Set exercise
Each line that holds the word "安全在我身边" should be returned.
────────────────────
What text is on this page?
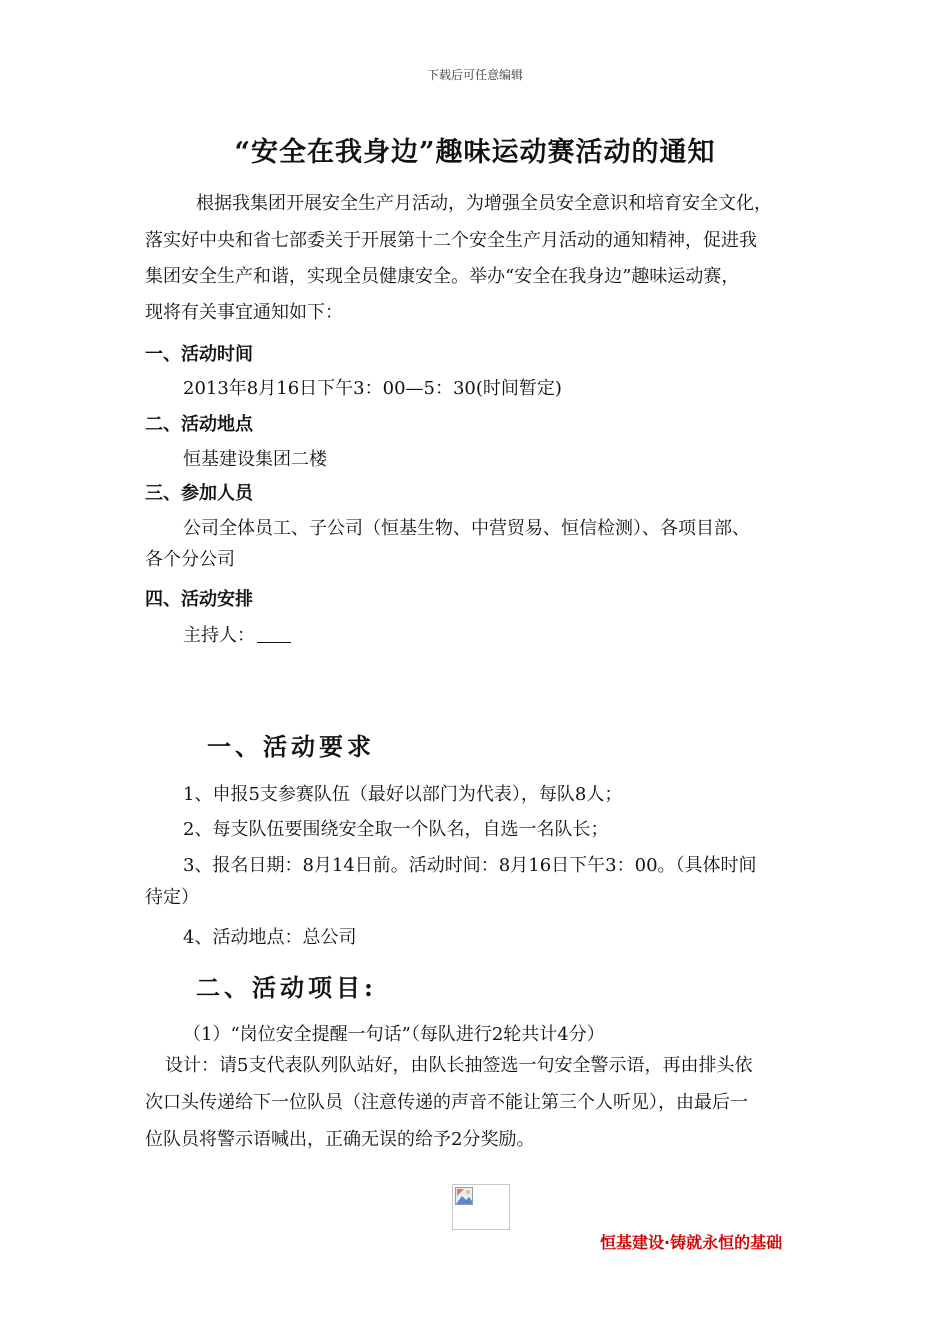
下载后可任意编辑
“安全在我身边”趣味运动赛活动的通知
根据我集团开展安全生产月活动，为增强全员安全意识和培育安全文化，
落实好中央和省七部委关于开展第十二个安全生产月活动的通知精神，促进我
集团安全生产和谐，实现全员健康安全。举办“安全在我身边”趣味运动赛，
现将有关事宜通知如下：
一、活动时间
2013年8月16日下午3：00—5：30(时间暂定)
二、活动地点
恒基建设集团二楼
三、参加人员
公司全体员工、子公司（恒基生物、中营贸易、恒信检测）、各项目部、
各个分公司
四、活动安排
主持人：
一、活动要求
1、申报5支参赛队伍（最好以部门为代表），每队8人；
2、每支队伍要围绕安全取一个队名，自选一名队长；
3、报名日期：8月14日前。活动时间：8月16日下午3：00。（具体时间
待定）
4、活动地点：总公司
二、活动项目:
（1）“岗位安全提醒一句话”（每队进行2轮共计4分）
设计：请5支代表队列队站好，由队长抽签选一句安全警示语，再由排头依
次口头传递给下一位队员（注意传递的声音不能让第三个人听见），由最后一
位队员将警示语喊出，正确无误的给予2分奖励。
恒基建设·铸就永恒的基础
────────────────────
Expected output
“安全在我身边”趣味运动赛活动的通知
集团安全生产和谐，实现全员健康安全。举办“安全在我身边”趣味运动赛，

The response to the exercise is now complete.